# Korg D3200



## david henman

...i'm about to pull the trigger on this daw. looks impressive.

does anyone own one? any caveats?

-dh


----------



## Milkman

It looks quite powerful. In fact it seems to me to be on the virge of replacing a full service studio.

But



Why only 8 xlr inputs?


Give me 16 and it's a keeper. For recording bed tracks I need at least 10 tracks at one time. Overdubs are fine, but to get the main beds with at least drums, bass, rythym guitar and maybe keys, how do you do this with 8 inputs?

By the way, what is MSRP on this device.


----------



## Guest

david henman said:


> does anyone own one? any caveats?


I don't own one but here are some cons for you to consider. As you can see, I'm not a fan of these all-in-one DAWs.

Small screen, not really conducive to long periods of work. For screens I really like what Roland did with their VS-* DAWs: they have a VGA output on the back (and a mouse port) so you can slap a big LCD monitor on their and save your aching eyes.

No mouse support. Jog wheels are nice but some times you just need a mouse (try cutting and pasting sections with just a job wheel and you'll see it gets old fast). See my comment about Roland above: you can have an all-in-wonder box that's comfortable to work at.

Paul already mentioned sterile pres. But that's true for most of these lots-of-input units (even the Presonus stuff that hooks up to your computer).

Eventually all things digital get redundant, are you okay with that? These medium and low grade DAWs tend to get redundant pretty fast.

What's the going rate for one in Canada? Like $1500? For that coin you can put together a computer based DAW that's componentized so it can grow with you. If you don't want the hassles of figuring that all out the guys at Saved By Technology will put one together for you. They can even do training. Keep it off the net, use it only for music, don't install pirated software (or anything but the software you need really) and you'll get more years out of that than out of the Korg unit. My old single-core AMD DAW runs better specs than that Korg and it's 8 year old technology. I confess Cubase hit a home run with their Freeze function in SX3 that makes it easy to pull a lot of years out of a PC-based solution. It's worth the investment.


----------



## david henman

Small screen, not really conducive to long periods of work. For screens I really like what Roland did with their VS-* DAWs: they have a VGA output on the back (and a mouse port) so you can slap a big LCD monitor on their and save your aching eyes.
========
From the Korg D3200 thread, set down word for word the part that opens with the words containing "Eventually all things" and closes with "worth the investment.".
========
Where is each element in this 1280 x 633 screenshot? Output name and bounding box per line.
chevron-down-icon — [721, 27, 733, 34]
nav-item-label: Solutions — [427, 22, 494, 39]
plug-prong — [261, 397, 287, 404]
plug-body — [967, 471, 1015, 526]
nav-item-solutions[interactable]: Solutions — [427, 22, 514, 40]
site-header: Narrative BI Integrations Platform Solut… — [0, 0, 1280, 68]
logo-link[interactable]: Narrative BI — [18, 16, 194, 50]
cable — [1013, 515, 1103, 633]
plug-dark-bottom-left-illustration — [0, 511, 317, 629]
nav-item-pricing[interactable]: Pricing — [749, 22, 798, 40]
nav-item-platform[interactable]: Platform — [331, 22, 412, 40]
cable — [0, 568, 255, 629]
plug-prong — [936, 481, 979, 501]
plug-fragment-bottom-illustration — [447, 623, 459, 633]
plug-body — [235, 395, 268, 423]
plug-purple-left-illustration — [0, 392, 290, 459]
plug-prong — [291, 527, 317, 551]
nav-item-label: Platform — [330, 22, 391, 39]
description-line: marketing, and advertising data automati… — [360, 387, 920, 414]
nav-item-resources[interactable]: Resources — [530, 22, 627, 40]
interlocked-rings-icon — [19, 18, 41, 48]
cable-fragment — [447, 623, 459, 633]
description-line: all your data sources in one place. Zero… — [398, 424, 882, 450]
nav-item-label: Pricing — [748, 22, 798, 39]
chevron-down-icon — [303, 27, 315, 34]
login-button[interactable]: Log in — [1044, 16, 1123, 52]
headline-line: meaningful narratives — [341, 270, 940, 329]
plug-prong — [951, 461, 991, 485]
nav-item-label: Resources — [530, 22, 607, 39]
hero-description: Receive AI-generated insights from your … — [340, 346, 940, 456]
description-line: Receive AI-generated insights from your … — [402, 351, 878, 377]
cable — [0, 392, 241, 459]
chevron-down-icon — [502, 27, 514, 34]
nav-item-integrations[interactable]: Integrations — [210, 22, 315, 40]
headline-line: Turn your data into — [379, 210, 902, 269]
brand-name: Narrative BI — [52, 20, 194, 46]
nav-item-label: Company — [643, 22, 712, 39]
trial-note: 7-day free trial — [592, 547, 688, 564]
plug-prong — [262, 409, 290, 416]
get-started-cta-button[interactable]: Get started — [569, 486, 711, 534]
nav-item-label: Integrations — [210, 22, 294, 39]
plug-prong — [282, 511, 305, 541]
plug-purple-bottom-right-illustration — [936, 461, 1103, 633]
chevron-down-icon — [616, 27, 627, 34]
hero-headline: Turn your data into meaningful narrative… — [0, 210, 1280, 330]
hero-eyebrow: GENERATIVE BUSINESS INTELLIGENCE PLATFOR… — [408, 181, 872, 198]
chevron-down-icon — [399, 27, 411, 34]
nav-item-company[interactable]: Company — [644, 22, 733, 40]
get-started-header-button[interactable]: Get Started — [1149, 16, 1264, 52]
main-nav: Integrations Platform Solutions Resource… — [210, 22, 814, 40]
========
# [Answer in full]
Eventually all things digital get redundant, are you okay with that? These medium and low grade DAWs tend to get redundant pretty fast.

What's the going rate for one in Canada? Like $1500? For that coin you can put together a computer based DAW that's componentized so it can grow with you. If you don't want the hassles of figuring that all out the guys at Saved By Technology will put one together for you. They can even do training. Keep it off the net, use it only for music, don't install pirated software (or anything but the software you need really) and you'll get more years out of that than out of the Korg unit. My old single-core AMD DAW runs better specs than that Korg and it's 8 year old technology. I confess Cubase hit a home run with their Freeze function in SX3 that makes it easy to pull a lot of years out of a PC-based solution. It's worth the investment.